Locate the word "document" in the material, then show every line that holds it.

Dataset excerpt
#####

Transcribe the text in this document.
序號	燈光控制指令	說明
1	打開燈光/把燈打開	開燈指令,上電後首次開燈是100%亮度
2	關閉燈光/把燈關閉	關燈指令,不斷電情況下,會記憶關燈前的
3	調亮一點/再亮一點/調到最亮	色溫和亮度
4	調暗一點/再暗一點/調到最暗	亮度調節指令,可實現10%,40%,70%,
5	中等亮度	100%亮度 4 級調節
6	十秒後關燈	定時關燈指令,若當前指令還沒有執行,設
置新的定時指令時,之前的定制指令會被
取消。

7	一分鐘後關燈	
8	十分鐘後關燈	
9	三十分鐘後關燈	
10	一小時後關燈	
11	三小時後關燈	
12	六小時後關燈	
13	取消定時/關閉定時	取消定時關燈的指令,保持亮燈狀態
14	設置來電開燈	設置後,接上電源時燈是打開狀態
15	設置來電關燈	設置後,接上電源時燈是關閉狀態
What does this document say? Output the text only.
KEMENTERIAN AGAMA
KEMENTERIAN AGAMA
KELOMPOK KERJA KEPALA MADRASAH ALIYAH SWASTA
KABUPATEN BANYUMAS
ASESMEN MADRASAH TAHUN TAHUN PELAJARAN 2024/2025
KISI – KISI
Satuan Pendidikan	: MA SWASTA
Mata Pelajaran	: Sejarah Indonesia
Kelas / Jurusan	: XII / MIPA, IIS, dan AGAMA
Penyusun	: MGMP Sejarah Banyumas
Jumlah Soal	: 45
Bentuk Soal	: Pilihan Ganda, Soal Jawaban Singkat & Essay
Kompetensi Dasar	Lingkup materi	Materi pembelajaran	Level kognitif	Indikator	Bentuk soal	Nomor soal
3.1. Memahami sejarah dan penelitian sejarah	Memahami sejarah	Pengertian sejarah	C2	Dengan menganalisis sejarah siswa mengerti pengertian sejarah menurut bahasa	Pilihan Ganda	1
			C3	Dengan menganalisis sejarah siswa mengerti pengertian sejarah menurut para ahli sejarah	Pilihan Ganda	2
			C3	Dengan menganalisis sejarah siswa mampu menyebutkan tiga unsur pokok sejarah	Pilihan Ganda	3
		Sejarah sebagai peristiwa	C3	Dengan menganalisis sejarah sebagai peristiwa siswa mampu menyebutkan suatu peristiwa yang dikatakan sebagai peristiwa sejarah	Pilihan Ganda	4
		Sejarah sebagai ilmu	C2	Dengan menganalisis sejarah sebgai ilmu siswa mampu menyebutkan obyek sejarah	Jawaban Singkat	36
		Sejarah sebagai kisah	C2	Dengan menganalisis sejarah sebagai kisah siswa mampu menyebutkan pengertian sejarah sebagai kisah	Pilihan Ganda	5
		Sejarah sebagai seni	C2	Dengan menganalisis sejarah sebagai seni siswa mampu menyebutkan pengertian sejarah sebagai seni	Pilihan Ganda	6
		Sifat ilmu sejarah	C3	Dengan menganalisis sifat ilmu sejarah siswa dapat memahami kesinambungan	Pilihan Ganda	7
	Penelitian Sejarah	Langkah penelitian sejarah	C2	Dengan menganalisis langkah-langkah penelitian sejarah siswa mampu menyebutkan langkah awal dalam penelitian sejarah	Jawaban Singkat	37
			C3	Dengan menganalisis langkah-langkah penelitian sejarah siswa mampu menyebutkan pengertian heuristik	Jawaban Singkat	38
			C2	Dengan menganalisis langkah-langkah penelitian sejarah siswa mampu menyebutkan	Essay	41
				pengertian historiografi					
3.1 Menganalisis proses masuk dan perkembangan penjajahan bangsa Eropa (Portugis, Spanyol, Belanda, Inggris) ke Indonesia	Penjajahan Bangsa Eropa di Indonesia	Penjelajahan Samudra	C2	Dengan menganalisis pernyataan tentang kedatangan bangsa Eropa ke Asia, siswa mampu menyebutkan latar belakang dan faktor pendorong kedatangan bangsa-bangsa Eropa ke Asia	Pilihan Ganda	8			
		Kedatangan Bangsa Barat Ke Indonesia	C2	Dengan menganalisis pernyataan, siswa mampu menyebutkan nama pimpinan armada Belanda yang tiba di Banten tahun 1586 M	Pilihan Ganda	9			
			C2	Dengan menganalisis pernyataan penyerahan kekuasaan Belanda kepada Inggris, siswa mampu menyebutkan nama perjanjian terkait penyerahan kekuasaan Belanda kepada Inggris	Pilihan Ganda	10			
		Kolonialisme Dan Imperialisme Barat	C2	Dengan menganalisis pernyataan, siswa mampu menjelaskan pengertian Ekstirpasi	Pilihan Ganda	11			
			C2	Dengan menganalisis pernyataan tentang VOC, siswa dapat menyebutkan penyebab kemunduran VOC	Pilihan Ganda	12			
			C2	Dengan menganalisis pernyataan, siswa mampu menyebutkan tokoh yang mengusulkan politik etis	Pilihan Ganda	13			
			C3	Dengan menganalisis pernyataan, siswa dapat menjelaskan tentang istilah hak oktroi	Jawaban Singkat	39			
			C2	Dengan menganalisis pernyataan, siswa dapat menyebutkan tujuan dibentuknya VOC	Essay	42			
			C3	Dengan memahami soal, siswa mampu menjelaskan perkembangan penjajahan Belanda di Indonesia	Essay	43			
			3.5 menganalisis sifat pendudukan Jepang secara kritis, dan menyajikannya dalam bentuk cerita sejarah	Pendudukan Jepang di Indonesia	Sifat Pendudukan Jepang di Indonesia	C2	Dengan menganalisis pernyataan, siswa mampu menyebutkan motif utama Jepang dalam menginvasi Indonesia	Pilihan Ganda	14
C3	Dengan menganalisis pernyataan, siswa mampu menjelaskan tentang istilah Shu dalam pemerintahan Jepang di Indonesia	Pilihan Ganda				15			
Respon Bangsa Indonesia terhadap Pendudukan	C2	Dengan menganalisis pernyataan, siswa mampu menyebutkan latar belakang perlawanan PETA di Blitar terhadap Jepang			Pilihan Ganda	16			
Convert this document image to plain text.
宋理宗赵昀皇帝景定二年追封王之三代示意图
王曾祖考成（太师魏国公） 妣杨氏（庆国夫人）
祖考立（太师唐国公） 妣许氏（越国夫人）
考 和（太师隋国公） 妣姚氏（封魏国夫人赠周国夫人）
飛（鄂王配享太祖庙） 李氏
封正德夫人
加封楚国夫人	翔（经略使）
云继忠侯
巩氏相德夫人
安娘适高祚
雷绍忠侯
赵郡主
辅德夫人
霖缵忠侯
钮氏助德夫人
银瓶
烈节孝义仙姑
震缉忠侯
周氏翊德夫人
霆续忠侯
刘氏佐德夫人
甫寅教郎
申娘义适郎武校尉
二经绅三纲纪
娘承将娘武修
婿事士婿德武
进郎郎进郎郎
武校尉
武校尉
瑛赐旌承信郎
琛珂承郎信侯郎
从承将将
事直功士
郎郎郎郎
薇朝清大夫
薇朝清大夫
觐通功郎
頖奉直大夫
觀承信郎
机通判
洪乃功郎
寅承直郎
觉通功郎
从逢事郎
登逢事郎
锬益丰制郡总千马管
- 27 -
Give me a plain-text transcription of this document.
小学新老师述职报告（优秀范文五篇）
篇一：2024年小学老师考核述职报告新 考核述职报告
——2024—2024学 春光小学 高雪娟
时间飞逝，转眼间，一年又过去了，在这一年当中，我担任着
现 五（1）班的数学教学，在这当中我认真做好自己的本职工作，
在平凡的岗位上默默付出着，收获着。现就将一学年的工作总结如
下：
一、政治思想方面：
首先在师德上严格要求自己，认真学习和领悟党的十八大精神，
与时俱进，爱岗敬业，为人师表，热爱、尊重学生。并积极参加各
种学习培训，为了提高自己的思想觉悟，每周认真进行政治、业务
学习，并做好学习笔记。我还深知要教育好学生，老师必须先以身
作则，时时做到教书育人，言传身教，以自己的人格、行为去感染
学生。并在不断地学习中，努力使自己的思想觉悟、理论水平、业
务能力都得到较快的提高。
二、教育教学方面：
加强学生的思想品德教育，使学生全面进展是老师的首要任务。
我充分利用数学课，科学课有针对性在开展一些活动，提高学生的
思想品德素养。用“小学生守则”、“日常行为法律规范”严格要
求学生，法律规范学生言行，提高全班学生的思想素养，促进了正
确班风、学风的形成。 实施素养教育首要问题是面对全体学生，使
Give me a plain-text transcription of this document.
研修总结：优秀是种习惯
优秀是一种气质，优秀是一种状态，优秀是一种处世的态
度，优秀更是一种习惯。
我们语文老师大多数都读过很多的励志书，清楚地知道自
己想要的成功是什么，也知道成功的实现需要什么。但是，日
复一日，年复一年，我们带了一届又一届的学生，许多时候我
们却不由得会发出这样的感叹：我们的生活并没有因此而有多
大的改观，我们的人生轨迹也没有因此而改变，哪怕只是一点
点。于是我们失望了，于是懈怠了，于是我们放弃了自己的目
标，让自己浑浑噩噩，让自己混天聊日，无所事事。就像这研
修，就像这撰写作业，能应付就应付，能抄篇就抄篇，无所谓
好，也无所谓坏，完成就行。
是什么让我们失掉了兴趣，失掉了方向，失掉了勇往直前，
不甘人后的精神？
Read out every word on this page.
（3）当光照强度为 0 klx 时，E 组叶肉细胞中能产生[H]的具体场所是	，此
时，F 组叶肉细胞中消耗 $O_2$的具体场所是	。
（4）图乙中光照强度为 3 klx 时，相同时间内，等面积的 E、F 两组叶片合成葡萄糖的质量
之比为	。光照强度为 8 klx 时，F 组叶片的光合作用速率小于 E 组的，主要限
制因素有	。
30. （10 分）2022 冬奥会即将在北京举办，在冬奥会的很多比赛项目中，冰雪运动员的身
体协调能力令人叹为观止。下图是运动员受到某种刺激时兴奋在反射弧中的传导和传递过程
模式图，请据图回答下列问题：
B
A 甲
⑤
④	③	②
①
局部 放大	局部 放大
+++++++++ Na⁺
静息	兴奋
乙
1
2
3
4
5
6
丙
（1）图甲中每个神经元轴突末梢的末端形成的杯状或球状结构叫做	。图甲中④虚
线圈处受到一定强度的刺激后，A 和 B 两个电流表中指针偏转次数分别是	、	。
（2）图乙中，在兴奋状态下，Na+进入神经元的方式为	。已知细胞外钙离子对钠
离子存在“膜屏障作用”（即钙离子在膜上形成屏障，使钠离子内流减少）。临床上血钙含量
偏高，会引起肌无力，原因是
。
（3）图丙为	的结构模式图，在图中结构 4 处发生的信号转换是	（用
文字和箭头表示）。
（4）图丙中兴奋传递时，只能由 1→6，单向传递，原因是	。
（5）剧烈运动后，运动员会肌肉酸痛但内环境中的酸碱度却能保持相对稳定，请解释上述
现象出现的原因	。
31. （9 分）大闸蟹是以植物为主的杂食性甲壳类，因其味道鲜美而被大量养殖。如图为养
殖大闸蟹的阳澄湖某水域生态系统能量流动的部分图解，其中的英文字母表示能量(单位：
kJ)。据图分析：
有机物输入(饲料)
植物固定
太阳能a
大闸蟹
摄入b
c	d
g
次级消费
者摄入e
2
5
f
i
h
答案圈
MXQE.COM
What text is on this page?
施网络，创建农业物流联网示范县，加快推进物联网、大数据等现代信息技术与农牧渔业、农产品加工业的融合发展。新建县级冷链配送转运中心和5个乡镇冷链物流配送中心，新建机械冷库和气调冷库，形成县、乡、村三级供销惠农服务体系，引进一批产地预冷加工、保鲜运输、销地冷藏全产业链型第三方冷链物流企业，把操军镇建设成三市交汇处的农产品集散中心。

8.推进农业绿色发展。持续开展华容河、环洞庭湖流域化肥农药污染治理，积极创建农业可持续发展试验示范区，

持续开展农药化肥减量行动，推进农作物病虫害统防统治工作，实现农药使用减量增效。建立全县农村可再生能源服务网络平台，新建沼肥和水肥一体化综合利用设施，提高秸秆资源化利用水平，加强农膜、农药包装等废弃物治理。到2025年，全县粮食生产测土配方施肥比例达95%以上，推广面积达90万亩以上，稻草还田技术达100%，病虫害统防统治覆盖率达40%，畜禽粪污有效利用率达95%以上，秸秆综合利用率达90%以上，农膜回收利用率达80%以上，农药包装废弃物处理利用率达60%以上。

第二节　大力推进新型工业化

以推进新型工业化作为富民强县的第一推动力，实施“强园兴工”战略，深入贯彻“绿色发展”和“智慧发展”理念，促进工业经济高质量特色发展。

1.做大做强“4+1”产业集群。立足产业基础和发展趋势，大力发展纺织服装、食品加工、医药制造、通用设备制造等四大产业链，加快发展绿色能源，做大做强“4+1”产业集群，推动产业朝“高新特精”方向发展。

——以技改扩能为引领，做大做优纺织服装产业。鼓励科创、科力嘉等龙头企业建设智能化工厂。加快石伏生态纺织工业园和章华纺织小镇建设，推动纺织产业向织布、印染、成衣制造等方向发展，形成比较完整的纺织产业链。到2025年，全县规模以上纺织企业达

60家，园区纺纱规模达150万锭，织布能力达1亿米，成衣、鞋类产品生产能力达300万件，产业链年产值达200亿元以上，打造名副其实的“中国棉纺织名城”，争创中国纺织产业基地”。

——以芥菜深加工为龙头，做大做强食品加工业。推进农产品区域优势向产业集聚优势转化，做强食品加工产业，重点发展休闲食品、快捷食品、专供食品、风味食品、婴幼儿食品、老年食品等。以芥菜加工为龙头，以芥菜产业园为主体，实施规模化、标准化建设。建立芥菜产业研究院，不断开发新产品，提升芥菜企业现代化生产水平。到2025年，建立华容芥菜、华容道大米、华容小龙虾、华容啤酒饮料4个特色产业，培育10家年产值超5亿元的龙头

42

#####

§ **WRITTEN SOLUTION**
Transcribe the text in this document.
What does this document say? Output the text only.
Convert this document image to plain text.
Give me a plain-text transcription of this document.
Give me a plain-text transcription of this document.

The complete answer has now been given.